Required task: Return all lines below containing the word "this".

Records for the task:
^^^^
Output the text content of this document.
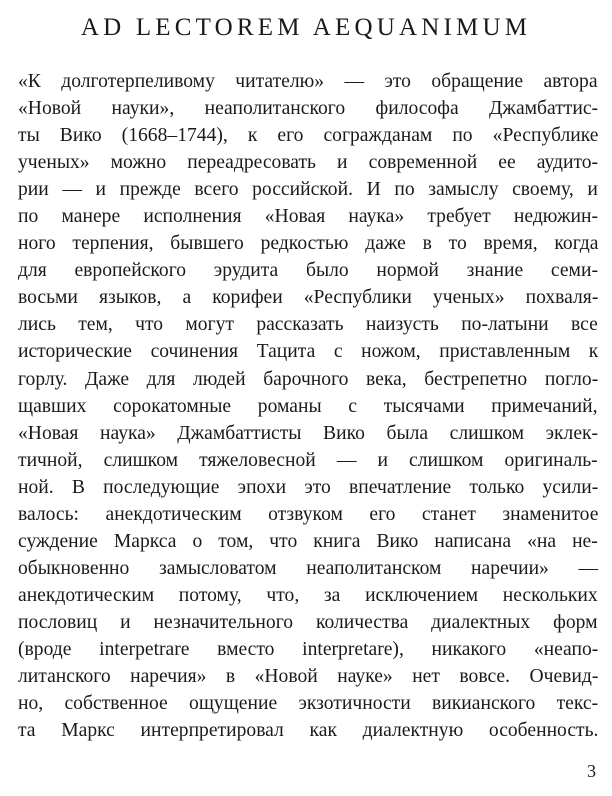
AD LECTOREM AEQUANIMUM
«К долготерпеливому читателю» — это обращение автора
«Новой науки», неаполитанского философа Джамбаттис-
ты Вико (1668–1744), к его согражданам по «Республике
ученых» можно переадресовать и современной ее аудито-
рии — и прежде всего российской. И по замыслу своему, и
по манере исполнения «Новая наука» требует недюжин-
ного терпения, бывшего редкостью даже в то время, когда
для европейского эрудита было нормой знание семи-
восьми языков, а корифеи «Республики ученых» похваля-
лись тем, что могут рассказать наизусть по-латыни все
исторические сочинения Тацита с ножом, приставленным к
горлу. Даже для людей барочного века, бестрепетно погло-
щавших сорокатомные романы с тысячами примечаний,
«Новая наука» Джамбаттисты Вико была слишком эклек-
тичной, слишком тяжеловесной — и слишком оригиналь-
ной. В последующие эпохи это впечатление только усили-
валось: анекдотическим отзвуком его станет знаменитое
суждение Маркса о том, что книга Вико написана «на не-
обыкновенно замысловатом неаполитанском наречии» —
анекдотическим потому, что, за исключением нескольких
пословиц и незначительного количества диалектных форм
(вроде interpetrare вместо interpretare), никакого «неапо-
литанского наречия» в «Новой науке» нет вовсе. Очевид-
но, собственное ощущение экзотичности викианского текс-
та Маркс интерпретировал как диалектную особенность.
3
^^^^
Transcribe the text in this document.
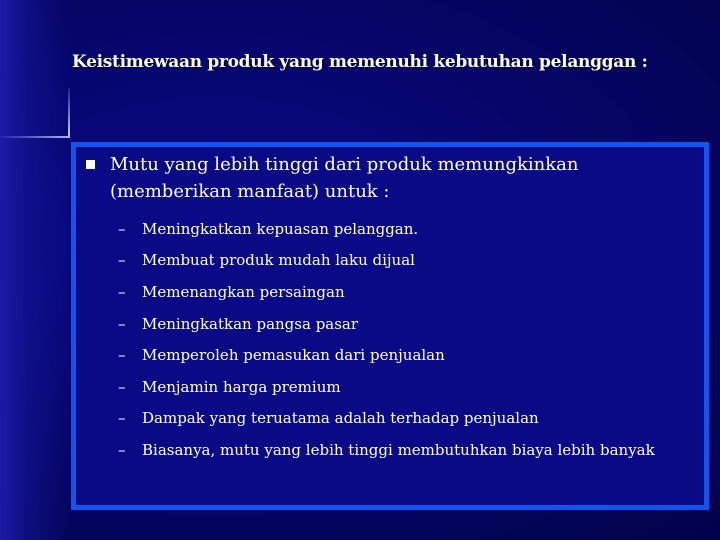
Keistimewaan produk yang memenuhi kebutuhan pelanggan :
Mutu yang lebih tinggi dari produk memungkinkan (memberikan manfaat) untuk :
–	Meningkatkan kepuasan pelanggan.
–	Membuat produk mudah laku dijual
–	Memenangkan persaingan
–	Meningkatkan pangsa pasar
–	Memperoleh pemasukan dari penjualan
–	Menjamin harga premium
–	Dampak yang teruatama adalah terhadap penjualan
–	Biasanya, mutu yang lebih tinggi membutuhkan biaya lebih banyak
^^^^
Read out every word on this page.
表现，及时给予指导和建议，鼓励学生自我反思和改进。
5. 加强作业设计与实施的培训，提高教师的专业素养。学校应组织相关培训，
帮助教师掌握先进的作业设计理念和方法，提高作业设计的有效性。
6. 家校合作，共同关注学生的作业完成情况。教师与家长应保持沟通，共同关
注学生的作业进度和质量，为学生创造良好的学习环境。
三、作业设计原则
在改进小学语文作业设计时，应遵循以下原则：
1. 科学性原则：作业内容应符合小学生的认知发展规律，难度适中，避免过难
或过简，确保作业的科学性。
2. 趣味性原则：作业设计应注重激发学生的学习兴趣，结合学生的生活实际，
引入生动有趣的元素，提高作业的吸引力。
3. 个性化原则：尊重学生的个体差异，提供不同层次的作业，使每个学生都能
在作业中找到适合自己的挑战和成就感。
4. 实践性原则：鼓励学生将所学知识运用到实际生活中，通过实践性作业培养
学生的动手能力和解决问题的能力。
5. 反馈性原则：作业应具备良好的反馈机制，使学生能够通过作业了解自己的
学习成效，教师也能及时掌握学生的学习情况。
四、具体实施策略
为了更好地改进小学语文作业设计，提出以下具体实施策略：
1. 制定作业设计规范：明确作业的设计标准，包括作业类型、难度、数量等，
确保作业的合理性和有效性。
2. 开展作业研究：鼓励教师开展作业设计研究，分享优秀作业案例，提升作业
^^^^
Exercise response:
Output the text content of this document.
Transcribe the text in this document.
Read out every word on this page.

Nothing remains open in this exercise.